#### EXTRACTED RECORDS

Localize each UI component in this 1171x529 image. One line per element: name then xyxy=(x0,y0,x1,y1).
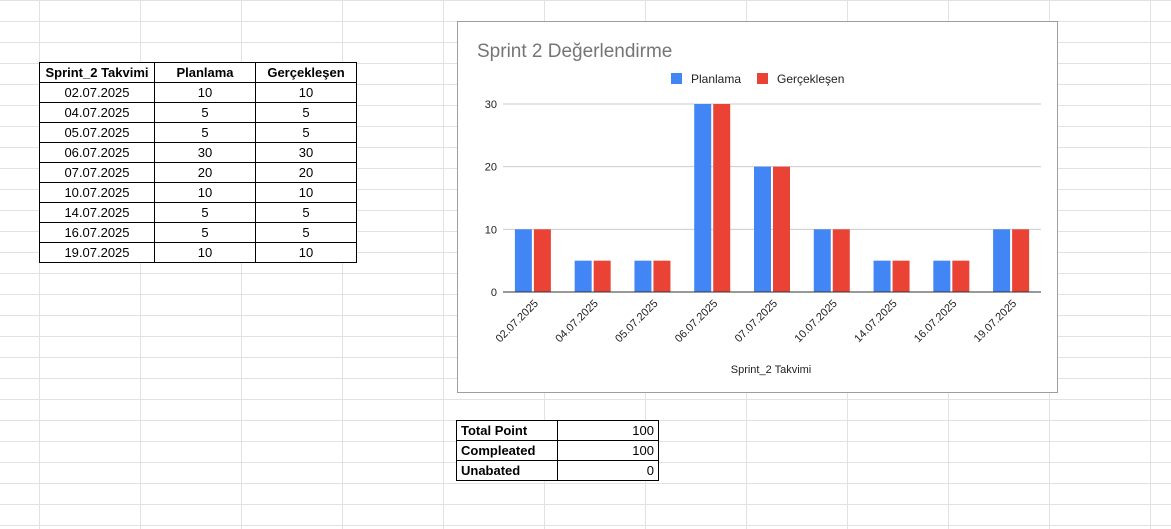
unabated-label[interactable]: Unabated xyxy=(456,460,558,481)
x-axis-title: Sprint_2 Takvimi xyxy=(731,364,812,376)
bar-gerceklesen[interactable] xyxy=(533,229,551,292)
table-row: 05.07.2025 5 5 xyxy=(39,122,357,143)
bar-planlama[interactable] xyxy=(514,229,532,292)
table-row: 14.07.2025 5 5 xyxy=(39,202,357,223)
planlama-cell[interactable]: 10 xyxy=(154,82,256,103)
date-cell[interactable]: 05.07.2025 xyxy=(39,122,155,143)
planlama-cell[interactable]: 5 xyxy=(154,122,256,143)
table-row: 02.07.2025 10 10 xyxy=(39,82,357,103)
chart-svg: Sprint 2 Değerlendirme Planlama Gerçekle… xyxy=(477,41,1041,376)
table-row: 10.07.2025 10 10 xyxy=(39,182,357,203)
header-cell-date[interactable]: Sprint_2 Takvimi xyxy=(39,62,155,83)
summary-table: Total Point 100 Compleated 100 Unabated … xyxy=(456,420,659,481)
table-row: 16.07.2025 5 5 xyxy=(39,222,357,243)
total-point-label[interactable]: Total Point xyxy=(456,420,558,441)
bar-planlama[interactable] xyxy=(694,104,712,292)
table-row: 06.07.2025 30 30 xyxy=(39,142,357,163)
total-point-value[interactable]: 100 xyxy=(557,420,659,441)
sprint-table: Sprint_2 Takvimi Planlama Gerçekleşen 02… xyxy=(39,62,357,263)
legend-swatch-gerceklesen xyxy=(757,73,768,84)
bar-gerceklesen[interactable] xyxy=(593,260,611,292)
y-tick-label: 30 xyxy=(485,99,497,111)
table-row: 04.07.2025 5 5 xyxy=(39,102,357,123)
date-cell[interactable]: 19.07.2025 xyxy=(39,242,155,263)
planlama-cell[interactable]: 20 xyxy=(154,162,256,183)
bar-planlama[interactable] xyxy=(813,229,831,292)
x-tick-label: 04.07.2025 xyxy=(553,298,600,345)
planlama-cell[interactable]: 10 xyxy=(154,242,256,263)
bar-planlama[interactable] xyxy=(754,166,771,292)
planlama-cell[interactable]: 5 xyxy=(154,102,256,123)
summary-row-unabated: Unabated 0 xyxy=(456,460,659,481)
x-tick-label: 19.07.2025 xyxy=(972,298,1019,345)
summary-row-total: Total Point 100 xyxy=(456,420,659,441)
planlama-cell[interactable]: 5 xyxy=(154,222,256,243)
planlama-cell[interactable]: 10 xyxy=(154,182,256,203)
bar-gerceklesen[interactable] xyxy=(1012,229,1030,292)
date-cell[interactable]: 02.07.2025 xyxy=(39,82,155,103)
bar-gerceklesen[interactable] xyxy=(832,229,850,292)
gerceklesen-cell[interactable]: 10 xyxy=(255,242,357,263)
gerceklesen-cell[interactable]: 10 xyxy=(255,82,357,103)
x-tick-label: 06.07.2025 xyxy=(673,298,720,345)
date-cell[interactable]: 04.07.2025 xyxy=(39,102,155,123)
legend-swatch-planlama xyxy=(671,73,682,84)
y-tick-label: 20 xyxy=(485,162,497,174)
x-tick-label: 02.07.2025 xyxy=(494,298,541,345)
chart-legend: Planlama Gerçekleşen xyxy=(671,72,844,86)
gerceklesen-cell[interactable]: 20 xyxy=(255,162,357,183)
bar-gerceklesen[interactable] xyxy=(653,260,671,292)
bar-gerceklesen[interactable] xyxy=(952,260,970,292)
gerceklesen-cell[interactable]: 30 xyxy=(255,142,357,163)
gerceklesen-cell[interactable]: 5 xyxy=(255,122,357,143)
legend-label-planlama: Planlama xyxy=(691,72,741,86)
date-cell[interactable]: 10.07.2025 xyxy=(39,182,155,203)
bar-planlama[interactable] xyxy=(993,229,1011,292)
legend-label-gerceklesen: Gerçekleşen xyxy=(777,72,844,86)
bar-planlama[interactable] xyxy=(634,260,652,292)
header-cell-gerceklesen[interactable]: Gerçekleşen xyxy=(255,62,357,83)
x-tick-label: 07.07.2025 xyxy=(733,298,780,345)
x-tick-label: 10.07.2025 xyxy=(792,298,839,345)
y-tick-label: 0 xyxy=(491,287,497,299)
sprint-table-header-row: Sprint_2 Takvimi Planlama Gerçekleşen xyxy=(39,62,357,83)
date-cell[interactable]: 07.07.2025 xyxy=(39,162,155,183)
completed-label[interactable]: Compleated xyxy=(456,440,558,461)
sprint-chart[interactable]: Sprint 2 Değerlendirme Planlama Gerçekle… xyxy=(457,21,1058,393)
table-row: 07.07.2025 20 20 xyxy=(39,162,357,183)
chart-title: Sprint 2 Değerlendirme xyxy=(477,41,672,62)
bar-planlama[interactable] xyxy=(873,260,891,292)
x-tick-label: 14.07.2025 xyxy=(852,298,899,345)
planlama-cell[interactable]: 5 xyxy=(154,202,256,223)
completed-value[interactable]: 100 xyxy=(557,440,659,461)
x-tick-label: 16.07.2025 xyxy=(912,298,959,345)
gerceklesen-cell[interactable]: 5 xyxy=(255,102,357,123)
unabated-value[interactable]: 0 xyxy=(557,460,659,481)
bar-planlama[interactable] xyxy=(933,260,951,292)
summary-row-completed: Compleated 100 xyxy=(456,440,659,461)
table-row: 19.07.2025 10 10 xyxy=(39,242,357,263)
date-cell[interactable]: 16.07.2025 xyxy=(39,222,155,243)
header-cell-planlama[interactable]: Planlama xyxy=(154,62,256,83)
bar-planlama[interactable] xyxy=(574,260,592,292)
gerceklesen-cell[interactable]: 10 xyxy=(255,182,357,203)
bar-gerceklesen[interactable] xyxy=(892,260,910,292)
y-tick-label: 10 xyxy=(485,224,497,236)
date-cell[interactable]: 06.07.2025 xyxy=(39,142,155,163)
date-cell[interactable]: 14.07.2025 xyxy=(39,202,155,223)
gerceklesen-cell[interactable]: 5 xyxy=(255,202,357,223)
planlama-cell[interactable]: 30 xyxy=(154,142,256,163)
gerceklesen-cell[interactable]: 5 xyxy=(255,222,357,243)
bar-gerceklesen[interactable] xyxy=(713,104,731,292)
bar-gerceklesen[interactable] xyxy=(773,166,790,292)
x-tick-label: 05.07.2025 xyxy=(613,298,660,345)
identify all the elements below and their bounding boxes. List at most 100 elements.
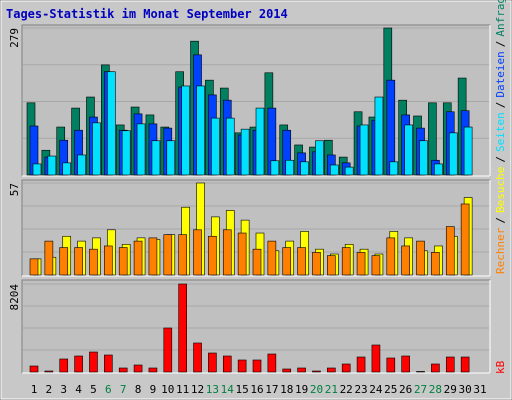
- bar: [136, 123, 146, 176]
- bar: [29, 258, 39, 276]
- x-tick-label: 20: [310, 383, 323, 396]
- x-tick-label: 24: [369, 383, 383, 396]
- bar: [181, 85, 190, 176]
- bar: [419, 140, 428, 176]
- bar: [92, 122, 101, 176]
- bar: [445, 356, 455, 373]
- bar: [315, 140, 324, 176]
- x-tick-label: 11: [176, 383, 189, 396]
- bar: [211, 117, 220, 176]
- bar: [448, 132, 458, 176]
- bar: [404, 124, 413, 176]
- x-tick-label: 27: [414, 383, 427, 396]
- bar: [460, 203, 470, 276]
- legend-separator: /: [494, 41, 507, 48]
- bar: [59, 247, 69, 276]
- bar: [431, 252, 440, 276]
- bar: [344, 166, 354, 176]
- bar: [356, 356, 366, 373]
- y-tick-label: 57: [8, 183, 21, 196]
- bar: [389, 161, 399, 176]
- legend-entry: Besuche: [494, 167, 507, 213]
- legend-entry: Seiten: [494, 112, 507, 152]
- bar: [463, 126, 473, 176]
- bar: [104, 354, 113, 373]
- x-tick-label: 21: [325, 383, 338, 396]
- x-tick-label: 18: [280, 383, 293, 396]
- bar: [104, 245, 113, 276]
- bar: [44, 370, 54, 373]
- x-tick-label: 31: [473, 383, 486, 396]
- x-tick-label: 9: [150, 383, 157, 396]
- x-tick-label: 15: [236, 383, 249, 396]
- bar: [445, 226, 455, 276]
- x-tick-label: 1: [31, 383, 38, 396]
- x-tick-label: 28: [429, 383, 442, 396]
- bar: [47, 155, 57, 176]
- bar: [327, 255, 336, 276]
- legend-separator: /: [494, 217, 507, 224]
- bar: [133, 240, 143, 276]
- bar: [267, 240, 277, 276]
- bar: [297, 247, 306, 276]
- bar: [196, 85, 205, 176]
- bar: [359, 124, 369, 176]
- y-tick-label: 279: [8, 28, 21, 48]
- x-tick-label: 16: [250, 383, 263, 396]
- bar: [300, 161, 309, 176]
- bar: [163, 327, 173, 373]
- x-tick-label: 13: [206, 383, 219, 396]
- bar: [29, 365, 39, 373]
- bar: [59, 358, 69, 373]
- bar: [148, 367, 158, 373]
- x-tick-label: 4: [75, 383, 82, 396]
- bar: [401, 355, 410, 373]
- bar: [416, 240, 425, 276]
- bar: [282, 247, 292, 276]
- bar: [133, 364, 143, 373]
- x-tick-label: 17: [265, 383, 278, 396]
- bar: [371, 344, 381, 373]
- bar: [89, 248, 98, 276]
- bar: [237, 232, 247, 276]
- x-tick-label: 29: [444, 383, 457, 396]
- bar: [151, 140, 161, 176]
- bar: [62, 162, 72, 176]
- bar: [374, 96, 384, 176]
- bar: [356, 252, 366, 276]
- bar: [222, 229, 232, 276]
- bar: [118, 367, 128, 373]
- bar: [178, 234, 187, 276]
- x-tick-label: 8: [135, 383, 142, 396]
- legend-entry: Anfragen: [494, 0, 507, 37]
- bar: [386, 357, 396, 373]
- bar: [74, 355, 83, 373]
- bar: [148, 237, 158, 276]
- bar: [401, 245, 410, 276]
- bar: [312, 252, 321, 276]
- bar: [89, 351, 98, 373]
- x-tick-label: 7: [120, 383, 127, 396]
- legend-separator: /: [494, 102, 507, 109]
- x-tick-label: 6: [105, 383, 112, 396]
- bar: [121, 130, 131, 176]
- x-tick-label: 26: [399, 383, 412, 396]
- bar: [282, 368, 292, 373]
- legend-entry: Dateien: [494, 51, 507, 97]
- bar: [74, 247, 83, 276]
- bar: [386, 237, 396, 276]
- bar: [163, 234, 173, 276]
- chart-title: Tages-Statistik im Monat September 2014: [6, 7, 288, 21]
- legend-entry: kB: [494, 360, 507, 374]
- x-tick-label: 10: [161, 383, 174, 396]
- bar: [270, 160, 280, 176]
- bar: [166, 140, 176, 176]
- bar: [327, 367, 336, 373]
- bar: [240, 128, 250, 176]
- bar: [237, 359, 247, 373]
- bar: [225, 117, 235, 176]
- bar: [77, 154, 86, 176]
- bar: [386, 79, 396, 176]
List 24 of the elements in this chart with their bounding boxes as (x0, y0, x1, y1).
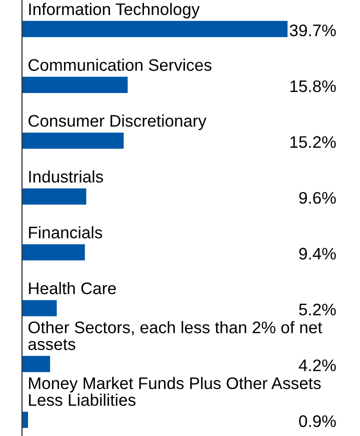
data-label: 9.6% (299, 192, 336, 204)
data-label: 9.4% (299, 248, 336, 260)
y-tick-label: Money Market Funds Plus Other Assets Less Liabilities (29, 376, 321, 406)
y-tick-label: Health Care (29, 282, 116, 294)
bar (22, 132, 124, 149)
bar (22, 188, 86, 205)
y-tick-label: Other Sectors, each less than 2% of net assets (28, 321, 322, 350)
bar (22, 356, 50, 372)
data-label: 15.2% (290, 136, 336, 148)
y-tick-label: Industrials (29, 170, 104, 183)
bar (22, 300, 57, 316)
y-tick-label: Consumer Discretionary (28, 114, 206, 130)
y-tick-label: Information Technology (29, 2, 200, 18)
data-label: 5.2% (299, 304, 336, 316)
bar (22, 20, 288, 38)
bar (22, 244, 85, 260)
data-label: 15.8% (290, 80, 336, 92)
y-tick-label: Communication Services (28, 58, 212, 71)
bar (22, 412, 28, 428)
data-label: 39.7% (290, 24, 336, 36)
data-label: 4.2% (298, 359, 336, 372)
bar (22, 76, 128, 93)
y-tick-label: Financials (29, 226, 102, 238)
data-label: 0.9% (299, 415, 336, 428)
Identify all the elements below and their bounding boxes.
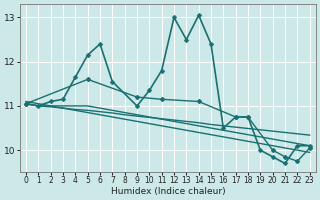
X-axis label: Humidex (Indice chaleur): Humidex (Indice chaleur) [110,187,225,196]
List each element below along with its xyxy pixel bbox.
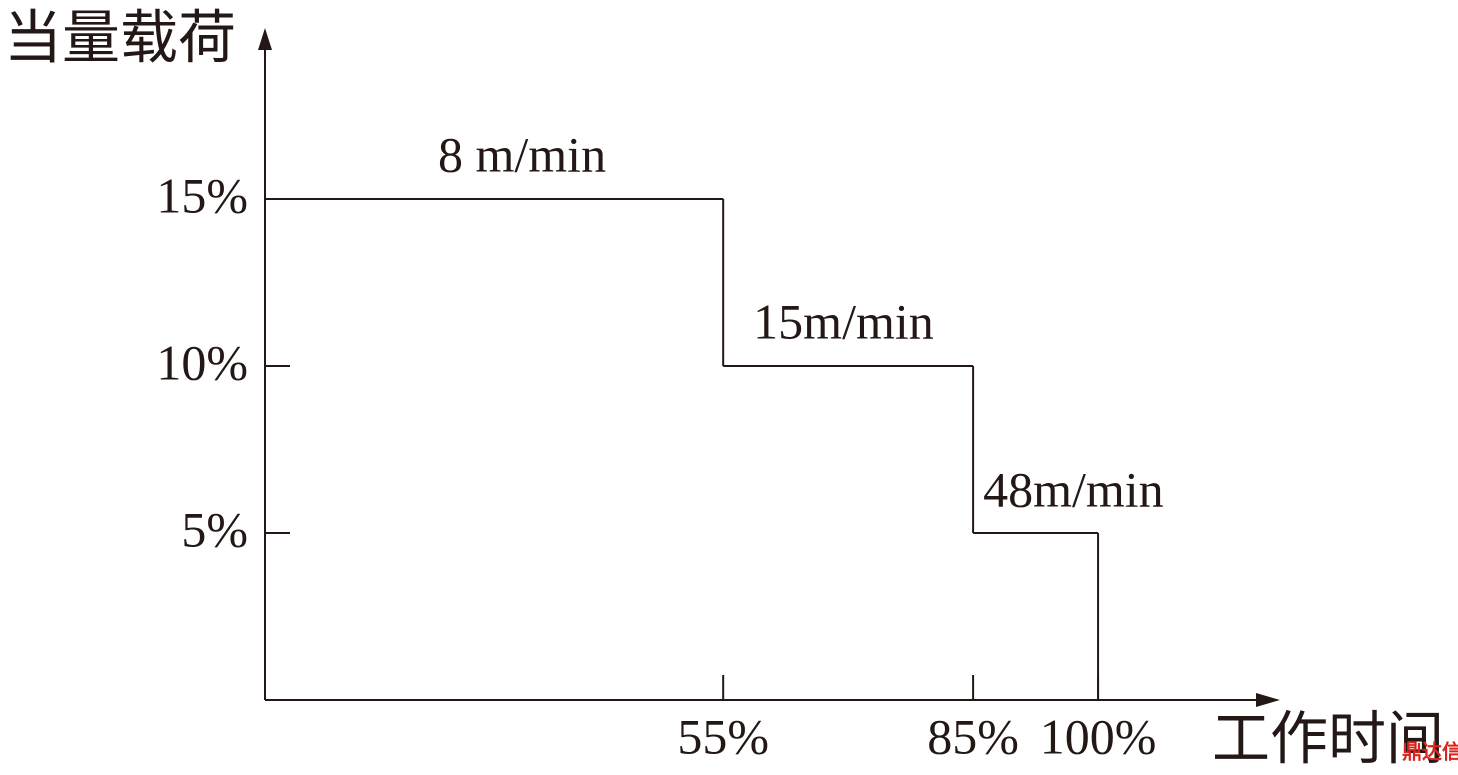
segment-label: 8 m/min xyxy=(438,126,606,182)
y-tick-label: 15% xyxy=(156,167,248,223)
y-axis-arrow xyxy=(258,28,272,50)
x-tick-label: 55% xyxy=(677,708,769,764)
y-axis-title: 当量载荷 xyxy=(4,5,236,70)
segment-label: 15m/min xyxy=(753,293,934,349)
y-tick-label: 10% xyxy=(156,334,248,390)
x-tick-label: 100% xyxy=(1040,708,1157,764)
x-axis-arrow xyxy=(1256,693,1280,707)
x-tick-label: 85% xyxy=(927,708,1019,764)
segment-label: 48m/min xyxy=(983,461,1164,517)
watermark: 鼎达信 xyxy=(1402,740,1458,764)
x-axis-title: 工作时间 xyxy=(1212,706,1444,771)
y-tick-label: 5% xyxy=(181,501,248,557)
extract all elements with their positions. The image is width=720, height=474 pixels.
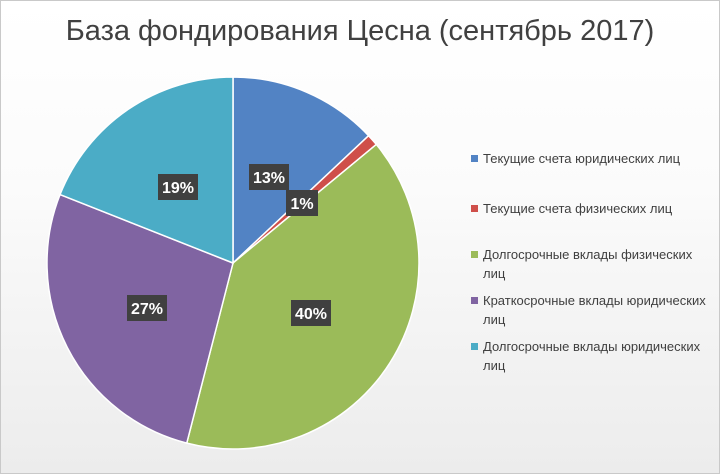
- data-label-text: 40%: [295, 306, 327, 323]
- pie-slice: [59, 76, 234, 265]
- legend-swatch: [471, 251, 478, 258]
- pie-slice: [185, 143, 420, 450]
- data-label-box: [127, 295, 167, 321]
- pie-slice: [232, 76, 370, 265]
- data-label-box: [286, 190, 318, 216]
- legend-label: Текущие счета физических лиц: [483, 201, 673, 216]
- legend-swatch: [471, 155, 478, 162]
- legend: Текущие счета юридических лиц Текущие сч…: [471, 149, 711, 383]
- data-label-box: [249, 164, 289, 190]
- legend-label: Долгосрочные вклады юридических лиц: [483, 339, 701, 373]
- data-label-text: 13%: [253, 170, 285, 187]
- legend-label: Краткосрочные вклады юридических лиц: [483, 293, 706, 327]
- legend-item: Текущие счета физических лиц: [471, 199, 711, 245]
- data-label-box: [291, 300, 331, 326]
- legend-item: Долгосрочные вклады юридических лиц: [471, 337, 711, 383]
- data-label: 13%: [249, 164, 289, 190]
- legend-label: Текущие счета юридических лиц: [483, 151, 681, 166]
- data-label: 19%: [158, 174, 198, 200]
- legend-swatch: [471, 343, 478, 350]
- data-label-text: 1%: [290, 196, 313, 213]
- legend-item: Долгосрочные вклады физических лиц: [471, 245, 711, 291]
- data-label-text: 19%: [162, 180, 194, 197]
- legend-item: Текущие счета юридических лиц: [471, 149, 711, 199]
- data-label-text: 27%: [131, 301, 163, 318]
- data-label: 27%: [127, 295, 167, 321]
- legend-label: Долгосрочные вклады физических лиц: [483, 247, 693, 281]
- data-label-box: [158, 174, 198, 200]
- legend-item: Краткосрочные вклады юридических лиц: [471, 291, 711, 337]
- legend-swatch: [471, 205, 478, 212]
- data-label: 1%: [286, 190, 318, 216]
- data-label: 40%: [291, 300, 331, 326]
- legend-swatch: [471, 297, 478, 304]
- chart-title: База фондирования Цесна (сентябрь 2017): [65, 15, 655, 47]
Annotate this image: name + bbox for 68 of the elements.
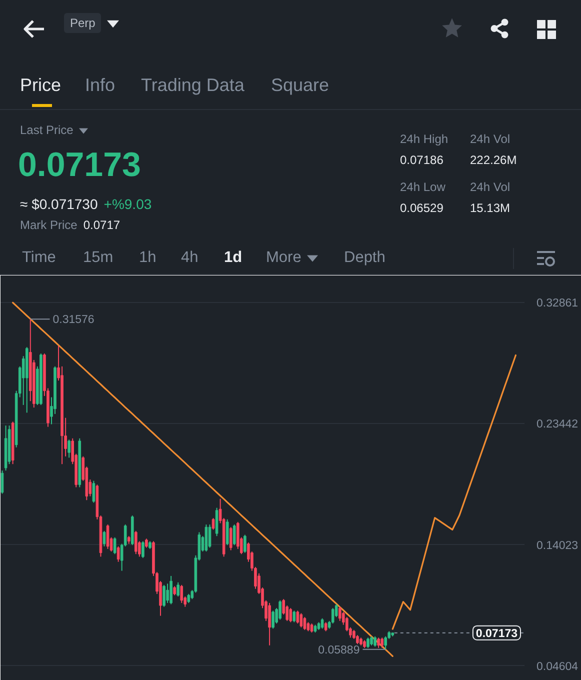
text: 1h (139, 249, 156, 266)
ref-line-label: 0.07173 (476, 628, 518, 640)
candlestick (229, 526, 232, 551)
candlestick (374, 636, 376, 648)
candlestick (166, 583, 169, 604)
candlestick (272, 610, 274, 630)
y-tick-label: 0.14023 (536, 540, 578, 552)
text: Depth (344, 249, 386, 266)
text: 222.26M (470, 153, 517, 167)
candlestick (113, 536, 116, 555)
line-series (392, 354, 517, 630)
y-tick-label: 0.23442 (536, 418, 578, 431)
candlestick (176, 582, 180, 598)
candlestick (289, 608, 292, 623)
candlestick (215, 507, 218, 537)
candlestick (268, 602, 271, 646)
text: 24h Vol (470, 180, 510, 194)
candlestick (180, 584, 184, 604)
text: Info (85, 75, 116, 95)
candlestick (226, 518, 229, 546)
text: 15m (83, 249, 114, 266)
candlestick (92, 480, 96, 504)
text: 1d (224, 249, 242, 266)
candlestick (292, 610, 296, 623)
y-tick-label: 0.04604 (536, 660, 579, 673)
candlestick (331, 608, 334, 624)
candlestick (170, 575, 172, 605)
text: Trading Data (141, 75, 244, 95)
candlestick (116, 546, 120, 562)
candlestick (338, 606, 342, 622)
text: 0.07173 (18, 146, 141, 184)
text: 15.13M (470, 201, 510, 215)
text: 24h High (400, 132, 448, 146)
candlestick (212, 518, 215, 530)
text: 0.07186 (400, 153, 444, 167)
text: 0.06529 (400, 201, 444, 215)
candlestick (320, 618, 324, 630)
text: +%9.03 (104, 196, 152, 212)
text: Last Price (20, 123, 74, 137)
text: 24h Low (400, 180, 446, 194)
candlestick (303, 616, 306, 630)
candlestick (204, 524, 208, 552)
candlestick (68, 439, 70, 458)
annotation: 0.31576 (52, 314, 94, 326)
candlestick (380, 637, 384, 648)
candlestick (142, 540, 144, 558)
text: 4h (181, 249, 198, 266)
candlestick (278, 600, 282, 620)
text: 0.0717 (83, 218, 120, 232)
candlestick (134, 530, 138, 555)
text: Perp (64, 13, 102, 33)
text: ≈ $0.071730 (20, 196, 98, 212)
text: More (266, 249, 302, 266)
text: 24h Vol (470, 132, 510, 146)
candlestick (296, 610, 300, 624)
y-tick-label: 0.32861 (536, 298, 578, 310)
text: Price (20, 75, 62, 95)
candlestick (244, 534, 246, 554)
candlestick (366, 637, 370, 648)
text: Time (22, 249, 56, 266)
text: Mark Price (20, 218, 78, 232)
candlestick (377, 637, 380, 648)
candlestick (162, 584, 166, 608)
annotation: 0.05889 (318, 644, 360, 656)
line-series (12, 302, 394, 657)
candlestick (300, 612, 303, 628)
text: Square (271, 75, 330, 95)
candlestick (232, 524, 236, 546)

########

From the items, please return each line unchanged, starting with the line that contains "unabated-label[interactable]: Unabated xyxy=(456,460,558,481)" and going on through the line that contains "summary-row-total: Total Point", with both of those lines included.

### OUTPUT OF THE TASK
unabated-label[interactable]: Unabated xyxy=(456,460,558,481)
x-axis-title: Sprint_2 Takvimi xyxy=(731,364,812,376)
bar-gerceklesen[interactable] xyxy=(533,229,551,292)
table-row: 05.07.2025 5 5 xyxy=(39,122,357,143)
bar-planlama[interactable] xyxy=(514,229,532,292)
table-row: 14.07.2025 5 5 xyxy=(39,202,357,223)
planlama-cell[interactable]: 10 xyxy=(154,82,256,103)
date-cell[interactable]: 05.07.2025 xyxy=(39,122,155,143)
planlama-cell[interactable]: 5 xyxy=(154,122,256,143)
table-row: 02.07.2025 10 10 xyxy=(39,82,357,103)
chart-svg: Sprint 2 Değerlendirme Planlama Gerçekle… xyxy=(477,41,1041,376)
table-row: 10.07.2025 10 10 xyxy=(39,182,357,203)
header-cell-date[interactable]: Sprint_2 Takvimi xyxy=(39,62,155,83)
summary-table: Total Point 100 Compleated 100 Unabated … xyxy=(456,420,659,481)
table-row: 16.07.2025 5 5 xyxy=(39,222,357,243)
total-point-label[interactable]: Total Point xyxy=(456,420,558,441)
bar-planlama[interactable] xyxy=(694,104,712,292)
table-row: 06.07.2025 30 30 xyxy=(39,142,357,163)
total-point-value[interactable]: 100 xyxy=(557,420,659,441)
sprint-table: Sprint_2 Takvimi Planlama Gerçekleşen 02… xyxy=(39,62,357,263)
legend-swatch-gerceklesen xyxy=(757,73,768,84)
bar-gerceklesen[interactable] xyxy=(593,260,611,292)
y-tick-label: 30 xyxy=(485,99,497,111)
table-row: 04.07.2025 5 5 xyxy=(39,102,357,123)
date-cell[interactable]: 19.07.2025 xyxy=(39,242,155,263)
planlama-cell[interactable]: 20 xyxy=(154,162,256,183)
bar-planlama[interactable] xyxy=(813,229,831,292)
x-tick-label: 04.07.2025 xyxy=(553,298,600,345)
planlama-cell[interactable]: 10 xyxy=(154,242,256,263)
bar-planlama[interactable] xyxy=(754,166,771,292)
planlama-cell[interactable]: 5 xyxy=(154,102,256,123)
summary-row-unabated: Unabated 0 xyxy=(456,460,659,481)
x-tick-label: 19.07.2025 xyxy=(972,298,1019,345)
summary-row-total: Total Point 100 xyxy=(456,420,659,441)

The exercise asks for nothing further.